Data entries

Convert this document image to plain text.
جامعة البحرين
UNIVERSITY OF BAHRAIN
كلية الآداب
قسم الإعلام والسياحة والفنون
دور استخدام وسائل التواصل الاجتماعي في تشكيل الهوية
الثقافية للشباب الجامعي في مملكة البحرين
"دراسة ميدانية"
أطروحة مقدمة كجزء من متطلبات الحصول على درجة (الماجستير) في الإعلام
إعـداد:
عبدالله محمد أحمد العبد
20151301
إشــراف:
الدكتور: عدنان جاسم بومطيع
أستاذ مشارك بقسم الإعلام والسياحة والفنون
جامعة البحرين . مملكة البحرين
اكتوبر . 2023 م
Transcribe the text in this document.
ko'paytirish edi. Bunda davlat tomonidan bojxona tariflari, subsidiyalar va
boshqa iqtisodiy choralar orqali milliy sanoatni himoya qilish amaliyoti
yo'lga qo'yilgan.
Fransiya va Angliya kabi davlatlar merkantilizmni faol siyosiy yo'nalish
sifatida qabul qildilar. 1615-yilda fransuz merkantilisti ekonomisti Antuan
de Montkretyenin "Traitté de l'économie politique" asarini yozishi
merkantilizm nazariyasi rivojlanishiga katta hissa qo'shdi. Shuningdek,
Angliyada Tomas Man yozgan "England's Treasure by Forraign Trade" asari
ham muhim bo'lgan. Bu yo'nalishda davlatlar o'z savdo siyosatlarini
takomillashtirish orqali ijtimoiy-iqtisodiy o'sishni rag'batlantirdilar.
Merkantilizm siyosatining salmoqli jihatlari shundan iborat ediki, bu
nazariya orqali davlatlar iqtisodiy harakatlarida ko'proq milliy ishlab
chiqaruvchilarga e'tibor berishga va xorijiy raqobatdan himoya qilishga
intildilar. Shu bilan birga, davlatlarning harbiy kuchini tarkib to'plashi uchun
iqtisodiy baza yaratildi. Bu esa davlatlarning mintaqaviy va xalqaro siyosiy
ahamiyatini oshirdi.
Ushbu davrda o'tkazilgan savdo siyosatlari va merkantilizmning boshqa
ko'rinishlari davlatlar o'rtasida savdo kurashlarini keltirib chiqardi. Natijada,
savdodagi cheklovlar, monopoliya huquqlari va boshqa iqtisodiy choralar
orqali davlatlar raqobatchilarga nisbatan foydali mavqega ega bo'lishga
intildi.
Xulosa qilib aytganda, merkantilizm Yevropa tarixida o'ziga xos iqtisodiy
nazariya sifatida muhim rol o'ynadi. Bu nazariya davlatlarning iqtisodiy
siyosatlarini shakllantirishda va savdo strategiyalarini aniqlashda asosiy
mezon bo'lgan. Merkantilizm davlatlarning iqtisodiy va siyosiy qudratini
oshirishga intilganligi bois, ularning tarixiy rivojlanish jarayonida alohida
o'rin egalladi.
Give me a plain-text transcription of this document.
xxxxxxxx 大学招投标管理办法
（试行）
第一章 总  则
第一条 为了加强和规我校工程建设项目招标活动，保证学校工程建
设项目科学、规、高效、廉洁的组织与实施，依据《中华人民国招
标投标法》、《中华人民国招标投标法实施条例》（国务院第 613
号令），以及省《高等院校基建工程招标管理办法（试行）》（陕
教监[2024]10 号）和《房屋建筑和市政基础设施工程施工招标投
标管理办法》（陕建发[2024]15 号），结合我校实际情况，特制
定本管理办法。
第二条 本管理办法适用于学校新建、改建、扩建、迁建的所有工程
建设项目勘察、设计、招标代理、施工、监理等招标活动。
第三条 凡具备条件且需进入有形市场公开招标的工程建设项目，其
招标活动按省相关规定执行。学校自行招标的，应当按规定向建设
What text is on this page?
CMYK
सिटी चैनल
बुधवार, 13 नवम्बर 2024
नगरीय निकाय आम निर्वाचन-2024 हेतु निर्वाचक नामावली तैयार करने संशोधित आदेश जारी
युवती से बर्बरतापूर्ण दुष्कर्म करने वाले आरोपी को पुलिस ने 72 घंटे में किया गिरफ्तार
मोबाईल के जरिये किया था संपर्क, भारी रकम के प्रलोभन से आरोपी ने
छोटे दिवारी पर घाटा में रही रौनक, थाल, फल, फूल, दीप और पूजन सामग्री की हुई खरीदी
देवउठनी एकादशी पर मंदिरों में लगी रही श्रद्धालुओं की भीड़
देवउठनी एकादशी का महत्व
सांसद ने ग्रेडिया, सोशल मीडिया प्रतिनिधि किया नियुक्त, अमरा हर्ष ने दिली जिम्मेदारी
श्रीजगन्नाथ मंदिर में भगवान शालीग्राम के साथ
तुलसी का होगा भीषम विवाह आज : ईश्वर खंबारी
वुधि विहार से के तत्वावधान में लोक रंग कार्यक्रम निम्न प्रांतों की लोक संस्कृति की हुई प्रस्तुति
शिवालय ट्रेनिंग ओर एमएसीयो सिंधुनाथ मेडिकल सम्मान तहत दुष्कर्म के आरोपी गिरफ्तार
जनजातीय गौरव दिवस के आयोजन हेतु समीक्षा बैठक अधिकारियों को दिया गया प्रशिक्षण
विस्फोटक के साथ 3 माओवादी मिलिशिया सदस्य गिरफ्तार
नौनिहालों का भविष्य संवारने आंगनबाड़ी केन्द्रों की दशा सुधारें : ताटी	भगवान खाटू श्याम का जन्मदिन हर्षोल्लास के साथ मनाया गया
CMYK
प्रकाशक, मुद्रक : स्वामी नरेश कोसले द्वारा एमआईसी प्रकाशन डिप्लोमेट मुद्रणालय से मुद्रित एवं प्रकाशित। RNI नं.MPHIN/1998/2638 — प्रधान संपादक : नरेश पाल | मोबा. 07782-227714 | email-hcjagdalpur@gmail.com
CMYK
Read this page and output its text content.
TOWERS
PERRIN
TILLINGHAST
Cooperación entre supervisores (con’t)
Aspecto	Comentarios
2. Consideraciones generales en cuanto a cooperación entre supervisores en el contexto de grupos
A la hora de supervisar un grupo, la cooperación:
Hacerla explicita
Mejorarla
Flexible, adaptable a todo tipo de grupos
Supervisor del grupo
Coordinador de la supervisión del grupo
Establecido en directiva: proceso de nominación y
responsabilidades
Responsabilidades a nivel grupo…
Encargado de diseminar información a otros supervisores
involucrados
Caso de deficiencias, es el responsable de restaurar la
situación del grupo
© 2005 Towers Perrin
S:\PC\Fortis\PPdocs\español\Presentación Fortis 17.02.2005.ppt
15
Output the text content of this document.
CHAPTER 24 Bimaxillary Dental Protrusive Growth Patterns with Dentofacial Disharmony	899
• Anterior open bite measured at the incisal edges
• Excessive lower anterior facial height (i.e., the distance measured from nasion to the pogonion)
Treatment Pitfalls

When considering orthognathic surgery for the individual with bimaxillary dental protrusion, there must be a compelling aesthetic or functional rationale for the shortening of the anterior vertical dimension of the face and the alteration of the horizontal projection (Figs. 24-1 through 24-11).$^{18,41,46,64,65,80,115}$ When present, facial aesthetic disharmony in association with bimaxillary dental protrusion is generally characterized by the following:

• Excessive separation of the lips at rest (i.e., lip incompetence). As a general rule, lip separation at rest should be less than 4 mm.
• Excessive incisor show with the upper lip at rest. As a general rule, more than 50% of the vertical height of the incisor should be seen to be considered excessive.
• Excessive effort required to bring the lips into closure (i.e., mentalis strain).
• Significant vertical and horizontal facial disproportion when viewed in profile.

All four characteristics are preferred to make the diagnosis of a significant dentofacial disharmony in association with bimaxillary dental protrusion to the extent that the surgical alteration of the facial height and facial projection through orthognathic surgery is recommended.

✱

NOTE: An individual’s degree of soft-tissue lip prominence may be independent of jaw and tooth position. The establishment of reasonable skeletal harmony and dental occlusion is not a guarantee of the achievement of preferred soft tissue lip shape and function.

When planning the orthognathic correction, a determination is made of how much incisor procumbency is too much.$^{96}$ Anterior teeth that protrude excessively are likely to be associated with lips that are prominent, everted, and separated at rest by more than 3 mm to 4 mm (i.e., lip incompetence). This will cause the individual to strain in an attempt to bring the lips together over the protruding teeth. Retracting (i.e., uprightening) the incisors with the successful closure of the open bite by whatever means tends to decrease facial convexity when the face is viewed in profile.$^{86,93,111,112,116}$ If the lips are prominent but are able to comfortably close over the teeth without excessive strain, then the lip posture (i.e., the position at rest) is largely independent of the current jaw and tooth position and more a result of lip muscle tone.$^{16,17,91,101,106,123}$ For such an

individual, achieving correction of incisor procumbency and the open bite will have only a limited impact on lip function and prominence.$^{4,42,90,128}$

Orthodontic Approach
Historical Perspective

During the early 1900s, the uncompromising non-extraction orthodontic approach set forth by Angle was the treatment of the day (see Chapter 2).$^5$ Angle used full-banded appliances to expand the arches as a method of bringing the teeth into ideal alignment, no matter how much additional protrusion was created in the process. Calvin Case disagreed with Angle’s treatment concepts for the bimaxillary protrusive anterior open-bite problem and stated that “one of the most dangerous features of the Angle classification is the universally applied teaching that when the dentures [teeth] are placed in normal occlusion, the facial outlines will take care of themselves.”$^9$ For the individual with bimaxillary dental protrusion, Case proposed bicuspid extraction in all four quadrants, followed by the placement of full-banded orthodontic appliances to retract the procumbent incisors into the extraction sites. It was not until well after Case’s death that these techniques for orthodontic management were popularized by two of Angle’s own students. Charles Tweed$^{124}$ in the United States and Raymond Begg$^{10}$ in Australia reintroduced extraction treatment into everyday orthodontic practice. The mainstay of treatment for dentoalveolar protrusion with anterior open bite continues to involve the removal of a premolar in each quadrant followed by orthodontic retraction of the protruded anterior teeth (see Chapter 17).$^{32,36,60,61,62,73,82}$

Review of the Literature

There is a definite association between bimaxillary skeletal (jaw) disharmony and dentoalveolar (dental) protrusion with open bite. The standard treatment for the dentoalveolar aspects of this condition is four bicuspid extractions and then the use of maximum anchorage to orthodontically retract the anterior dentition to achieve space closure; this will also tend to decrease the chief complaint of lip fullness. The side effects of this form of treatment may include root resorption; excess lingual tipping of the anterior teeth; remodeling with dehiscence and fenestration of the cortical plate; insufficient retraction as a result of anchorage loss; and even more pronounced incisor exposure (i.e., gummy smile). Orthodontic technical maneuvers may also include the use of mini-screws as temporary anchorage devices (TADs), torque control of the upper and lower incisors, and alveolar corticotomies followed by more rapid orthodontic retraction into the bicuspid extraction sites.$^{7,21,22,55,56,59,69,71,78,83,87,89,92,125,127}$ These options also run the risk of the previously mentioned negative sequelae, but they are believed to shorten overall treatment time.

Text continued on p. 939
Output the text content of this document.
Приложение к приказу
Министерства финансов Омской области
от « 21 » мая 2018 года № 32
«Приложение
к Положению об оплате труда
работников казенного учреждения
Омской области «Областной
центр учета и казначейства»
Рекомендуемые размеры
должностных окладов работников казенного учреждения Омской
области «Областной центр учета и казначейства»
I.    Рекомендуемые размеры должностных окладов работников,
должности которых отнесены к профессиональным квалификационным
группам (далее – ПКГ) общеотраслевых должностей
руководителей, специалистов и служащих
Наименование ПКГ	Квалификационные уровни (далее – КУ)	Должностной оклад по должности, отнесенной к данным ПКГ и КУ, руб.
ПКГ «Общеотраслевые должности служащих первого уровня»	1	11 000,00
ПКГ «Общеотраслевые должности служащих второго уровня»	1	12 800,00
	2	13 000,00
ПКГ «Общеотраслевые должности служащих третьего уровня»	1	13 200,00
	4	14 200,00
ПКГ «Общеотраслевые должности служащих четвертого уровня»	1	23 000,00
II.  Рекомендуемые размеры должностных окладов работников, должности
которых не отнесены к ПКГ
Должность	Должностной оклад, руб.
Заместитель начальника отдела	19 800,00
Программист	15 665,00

▸ WORK INSTRUCTIONS: Using the records above, select and copy every line that has the word "далее".

▸ TASK OUTPUT:
группам (далее – ПКГ) общеотраслевых должностей
Наименование ПКГ	Квалификационные уровни (далее – КУ)	Должностной оклад по должности, отнесенной к данным ПКГ и КУ, руб.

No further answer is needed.